> [What to work on]
Restate every entry word for word.

___ Extracted material

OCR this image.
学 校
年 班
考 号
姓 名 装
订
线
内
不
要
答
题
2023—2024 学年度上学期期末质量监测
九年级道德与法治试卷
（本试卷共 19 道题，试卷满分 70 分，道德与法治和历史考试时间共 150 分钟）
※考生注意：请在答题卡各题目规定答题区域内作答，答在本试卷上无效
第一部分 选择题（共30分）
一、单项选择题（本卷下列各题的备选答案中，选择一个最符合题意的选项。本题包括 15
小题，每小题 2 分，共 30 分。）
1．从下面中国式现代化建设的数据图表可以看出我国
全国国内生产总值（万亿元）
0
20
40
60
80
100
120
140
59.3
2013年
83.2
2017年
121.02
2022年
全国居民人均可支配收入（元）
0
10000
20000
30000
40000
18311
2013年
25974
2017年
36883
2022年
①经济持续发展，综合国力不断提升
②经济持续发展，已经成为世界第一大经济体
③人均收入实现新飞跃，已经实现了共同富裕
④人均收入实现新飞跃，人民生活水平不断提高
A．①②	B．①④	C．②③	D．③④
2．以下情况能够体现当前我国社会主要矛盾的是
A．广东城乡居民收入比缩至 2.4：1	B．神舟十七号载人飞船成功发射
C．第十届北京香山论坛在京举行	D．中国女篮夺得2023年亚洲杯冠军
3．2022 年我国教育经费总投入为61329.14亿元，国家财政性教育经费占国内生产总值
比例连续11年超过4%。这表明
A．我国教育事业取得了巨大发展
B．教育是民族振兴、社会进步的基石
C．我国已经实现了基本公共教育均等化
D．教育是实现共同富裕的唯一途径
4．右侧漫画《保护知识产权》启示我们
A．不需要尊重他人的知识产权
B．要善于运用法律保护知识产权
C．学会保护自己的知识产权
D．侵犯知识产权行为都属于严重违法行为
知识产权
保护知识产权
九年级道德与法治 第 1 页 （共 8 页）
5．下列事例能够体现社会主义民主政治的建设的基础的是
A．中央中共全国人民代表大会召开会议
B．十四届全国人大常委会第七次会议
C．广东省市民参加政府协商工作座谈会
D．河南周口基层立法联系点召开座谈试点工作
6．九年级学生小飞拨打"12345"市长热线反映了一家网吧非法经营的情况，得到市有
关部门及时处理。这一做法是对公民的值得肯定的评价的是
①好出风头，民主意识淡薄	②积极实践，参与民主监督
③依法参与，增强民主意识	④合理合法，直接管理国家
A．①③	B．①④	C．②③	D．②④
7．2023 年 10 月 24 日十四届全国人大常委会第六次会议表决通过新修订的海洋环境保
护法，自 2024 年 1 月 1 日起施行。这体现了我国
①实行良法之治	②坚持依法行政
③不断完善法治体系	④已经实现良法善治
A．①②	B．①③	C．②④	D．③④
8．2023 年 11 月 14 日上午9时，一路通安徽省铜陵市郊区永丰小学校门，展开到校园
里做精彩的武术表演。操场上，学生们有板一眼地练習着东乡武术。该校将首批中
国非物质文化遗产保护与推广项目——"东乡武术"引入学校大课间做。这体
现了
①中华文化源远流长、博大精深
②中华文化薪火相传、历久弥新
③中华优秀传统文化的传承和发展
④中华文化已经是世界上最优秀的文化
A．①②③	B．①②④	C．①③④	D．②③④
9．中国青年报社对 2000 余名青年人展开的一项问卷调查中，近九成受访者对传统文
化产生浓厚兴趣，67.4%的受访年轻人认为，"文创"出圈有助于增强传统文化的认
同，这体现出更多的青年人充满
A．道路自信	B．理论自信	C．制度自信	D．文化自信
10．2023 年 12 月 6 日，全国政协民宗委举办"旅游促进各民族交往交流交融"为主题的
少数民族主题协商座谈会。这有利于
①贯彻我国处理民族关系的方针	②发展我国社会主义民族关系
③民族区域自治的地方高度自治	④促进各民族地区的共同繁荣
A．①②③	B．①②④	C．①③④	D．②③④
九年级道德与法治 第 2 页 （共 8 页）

______

> [The completed task]
OCR this image.
学 校
年 班
考 号
姓 名 装
订
线
内
不
要
答
题
2023—2024 学年度上学期期末质量监测
九年级道德与法治试卷
（本试卷共 19 道题，试卷满分 70 分，道德与法治和历史考试时间共 150 分钟）
※考生注意：请在答题卡各题目规定答题区域内作答，答在本试卷上无效
第一部分 选择题（共30分）
一、单项选择题（本卷下列各题的备选答案中，选择一个最符合题意的选项。本题包括 15
小题，每小题 2 分，共 30 分。）
1．从下面中国式现代化建设的数据图表可以看出我国
全国国内生产总值（万亿元）
0
20
40
60
80
100
120
140
59.3
2013年
83.2
2017年
121.02
2022年
全国居民人均可支配收入（元）
0
10000
20000
30000
40000
18311
2013年
25974
2017年
36883
2022年
①经济持续发展，综合国力不断提升
②经济持续发展，已经成为世界第一大经济体
③人均收入实现新飞跃，已经实现了共同富裕
④人均收入实现新飞跃，人民生活水平不断提高
A．①②	B．①④	C．②③	D．③④
2．以下情况能够体现当前我国社会主要矛盾的是
A．广东城乡居民收入比缩至 2.4：1	B．神舟十七号载人飞船成功发射
C．第十届北京香山论坛在京举行	D．中国女篮夺得2023年亚洲杯冠军
3．2022 年我国教育经费总投入为61329.14亿元，国家财政性教育经费占国内生产总值
比例连续11年超过4%。这表明
A．我国教育事业取得了巨大发展
B．教育是民族振兴、社会进步的基石
C．我国已经实现了基本公共教育均等化
D．教育是实现共同富裕的唯一途径
4．右侧漫画《保护知识产权》启示我们
A．不需要尊重他人的知识产权
B．要善于运用法律保护知识产权
C．学会保护自己的知识产权
D．侵犯知识产权行为都属于严重违法行为
知识产权
保护知识产权
九年级道德与法治 第 1 页 （共 8 页）
5．下列事例能够体现社会主义民主政治的建设的基础的是
A．中央中共全国人民代表大会召开会议
B．十四届全国人大常委会第七次会议
C．广东省市民参加政府协商工作座谈会
D．河南周口基层立法联系点召开座谈试点工作
6．九年级学生小飞拨打"12345"市长热线反映了一家网吧非法经营的情况，得到市有
关部门及时处理。这一做法是对公民的值得肯定的评价的是
①好出风头，民主意识淡薄	②积极实践，参与民主监督
③依法参与，增强民主意识	④合理合法，直接管理国家
A．①③	B．①④	C．②③	D．②④
7．2023 年 10 月 24 日十四届全国人大常委会第六次会议表决通过新修订的海洋环境保
护法，自 2024 年 1 月 1 日起施行。这体现了我国
①实行良法之治	②坚持依法行政
③不断完善法治体系	④已经实现良法善治
A．①②	B．①③	C．②④	D．③④
8．2023 年 11 月 14 日上午9时，一路通安徽省铜陵市郊区永丰小学校门，展开到校园
里做精彩的武术表演。操场上，学生们有板一眼地练習着东乡武术。该校将首批中
国非物质文化遗产保护与推广项目——"东乡武术"引入学校大课间做。这体
现了
①中华文化源远流长、博大精深
②中华文化薪火相传、历久弥新
③中华优秀传统文化的传承和发展
④中华文化已经是世界上最优秀的文化
A．①②③	B．①②④	C．①③④	D．②③④
9．中国青年报社对 2000 余名青年人展开的一项问卷调查中，近九成受访者对传统文
化产生浓厚兴趣，67.4%的受访年轻人认为，"文创"出圈有助于增强传统文化的认
同，这体现出更多的青年人充满
A．道路自信	B．理论自信	C．制度自信	D．文化自信
10．2023 年 12 月 6 日，全国政协民宗委举办"旅游促进各民族交往交流交融"为主题的
少数民族主题协商座谈会。这有利于
①贯彻我国处理民族关系的方针	②发展我国社会主义民族关系
③民族区域自治的地方高度自治	④促进各民族地区的共同繁荣
A．①②③	B．①②④	C．①③④	D．②③④
九年级道德与法治 第 2 页 （共 8 页）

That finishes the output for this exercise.